Extracted data entries

- - -

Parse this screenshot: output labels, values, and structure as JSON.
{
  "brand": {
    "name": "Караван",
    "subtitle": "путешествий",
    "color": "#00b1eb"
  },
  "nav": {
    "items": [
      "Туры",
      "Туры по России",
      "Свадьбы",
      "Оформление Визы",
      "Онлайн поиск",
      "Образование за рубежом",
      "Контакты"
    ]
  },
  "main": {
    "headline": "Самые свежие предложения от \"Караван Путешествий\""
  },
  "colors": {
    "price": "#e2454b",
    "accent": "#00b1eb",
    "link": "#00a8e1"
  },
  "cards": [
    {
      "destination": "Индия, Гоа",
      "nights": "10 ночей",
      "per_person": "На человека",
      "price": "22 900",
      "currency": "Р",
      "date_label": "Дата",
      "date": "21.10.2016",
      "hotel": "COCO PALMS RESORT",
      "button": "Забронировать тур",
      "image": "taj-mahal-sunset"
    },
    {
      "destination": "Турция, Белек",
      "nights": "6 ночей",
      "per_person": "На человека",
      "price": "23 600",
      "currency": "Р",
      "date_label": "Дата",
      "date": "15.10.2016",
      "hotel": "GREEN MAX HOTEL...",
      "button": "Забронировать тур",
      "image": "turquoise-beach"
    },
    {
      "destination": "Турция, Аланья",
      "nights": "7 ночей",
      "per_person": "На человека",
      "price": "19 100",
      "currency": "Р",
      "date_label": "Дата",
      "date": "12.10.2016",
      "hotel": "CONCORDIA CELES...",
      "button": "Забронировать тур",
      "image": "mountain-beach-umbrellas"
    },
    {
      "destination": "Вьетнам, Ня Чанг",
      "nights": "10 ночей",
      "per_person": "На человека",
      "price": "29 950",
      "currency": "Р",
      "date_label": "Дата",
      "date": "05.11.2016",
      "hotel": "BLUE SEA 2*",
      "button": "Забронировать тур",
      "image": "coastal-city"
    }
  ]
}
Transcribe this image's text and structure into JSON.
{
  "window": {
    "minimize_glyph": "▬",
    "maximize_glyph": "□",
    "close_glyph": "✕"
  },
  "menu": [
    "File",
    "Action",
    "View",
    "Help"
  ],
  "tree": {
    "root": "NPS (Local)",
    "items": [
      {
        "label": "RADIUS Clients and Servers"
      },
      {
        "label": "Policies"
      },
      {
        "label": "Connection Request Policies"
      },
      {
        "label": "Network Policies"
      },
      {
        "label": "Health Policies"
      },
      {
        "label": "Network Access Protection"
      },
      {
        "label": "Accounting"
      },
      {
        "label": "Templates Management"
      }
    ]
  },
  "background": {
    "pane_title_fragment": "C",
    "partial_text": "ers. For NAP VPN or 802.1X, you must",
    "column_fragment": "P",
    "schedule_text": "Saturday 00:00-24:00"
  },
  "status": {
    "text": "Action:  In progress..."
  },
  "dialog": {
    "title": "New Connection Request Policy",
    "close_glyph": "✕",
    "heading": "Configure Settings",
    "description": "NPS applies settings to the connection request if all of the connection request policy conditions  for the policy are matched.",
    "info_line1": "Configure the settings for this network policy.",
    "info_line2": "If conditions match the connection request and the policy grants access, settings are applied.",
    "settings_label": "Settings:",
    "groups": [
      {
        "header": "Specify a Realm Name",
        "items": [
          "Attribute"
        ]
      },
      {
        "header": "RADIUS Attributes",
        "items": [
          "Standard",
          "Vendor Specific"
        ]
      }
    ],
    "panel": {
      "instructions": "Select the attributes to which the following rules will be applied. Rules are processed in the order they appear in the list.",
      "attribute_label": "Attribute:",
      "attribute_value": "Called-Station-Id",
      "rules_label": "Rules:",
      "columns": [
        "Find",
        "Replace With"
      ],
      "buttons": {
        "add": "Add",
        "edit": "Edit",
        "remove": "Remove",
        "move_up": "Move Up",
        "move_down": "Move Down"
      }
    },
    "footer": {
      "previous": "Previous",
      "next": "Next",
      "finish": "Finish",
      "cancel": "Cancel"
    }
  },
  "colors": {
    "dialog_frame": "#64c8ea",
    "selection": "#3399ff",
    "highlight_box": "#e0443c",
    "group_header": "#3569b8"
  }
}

- - -

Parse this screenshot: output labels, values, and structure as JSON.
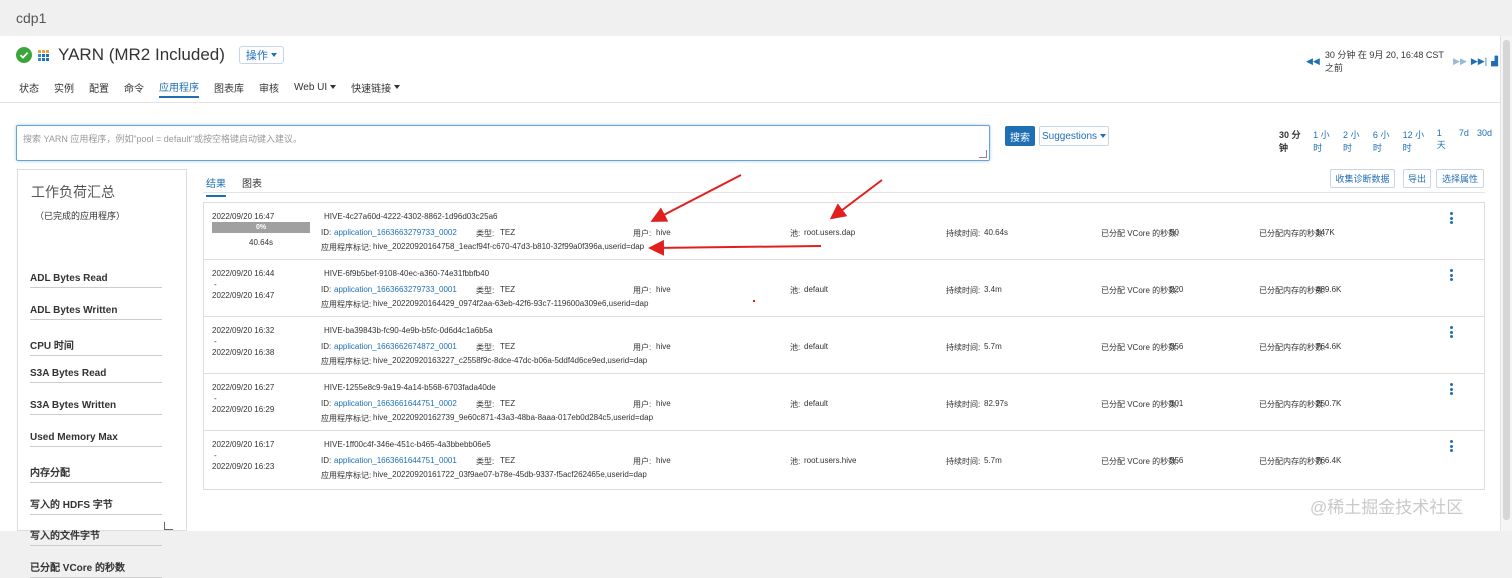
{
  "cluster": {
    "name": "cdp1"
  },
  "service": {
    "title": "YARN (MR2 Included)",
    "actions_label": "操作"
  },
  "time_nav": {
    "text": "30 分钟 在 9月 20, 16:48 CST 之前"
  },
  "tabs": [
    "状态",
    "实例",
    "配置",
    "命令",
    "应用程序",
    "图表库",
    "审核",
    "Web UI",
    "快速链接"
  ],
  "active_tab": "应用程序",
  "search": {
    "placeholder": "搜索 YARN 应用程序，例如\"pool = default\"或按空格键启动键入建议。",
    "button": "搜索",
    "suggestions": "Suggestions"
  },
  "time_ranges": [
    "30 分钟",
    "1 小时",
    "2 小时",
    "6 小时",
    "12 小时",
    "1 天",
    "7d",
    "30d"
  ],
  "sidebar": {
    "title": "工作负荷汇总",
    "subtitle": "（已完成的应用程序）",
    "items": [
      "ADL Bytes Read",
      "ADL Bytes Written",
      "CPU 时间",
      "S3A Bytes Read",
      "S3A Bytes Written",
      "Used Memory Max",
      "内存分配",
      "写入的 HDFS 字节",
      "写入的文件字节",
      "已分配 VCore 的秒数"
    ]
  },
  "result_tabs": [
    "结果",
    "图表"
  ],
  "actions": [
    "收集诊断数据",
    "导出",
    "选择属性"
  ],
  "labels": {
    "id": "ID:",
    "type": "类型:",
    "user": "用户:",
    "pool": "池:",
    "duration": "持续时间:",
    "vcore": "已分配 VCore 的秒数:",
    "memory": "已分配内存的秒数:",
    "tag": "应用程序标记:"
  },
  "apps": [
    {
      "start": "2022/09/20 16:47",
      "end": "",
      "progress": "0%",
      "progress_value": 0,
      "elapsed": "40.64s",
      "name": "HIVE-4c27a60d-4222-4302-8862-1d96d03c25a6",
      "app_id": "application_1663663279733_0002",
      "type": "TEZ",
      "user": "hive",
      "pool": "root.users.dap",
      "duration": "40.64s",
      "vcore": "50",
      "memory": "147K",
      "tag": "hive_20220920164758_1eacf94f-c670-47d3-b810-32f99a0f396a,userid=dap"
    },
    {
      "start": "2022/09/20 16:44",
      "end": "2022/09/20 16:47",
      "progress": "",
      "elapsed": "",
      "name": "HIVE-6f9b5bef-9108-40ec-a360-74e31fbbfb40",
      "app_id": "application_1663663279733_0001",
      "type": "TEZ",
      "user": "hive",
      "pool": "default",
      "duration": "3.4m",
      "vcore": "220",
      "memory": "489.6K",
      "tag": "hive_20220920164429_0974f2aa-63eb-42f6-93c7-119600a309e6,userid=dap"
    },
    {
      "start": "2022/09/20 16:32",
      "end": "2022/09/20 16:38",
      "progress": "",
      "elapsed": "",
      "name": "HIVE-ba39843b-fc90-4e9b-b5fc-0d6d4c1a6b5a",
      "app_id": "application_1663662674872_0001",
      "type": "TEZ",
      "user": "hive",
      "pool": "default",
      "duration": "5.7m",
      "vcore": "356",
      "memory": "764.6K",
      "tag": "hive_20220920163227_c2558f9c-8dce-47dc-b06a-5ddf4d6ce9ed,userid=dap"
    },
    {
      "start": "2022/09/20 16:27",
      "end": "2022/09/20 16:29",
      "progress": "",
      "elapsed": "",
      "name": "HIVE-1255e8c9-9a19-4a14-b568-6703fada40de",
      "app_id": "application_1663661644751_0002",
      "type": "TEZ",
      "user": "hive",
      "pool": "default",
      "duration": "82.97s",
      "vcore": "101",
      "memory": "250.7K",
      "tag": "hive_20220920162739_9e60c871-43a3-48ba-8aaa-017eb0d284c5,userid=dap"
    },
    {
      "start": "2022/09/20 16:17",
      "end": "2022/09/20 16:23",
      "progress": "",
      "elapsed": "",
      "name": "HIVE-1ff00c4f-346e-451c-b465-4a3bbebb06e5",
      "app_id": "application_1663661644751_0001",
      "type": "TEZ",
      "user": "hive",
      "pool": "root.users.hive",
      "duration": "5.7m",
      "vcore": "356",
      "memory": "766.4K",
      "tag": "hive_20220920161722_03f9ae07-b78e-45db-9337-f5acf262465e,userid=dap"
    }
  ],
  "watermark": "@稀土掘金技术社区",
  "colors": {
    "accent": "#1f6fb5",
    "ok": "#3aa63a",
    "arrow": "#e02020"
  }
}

- - -

Search the data for "beach". Copy every line that has it.

      "image": "turquoise-beach"
      "image": "mountain-beach-umbrellas"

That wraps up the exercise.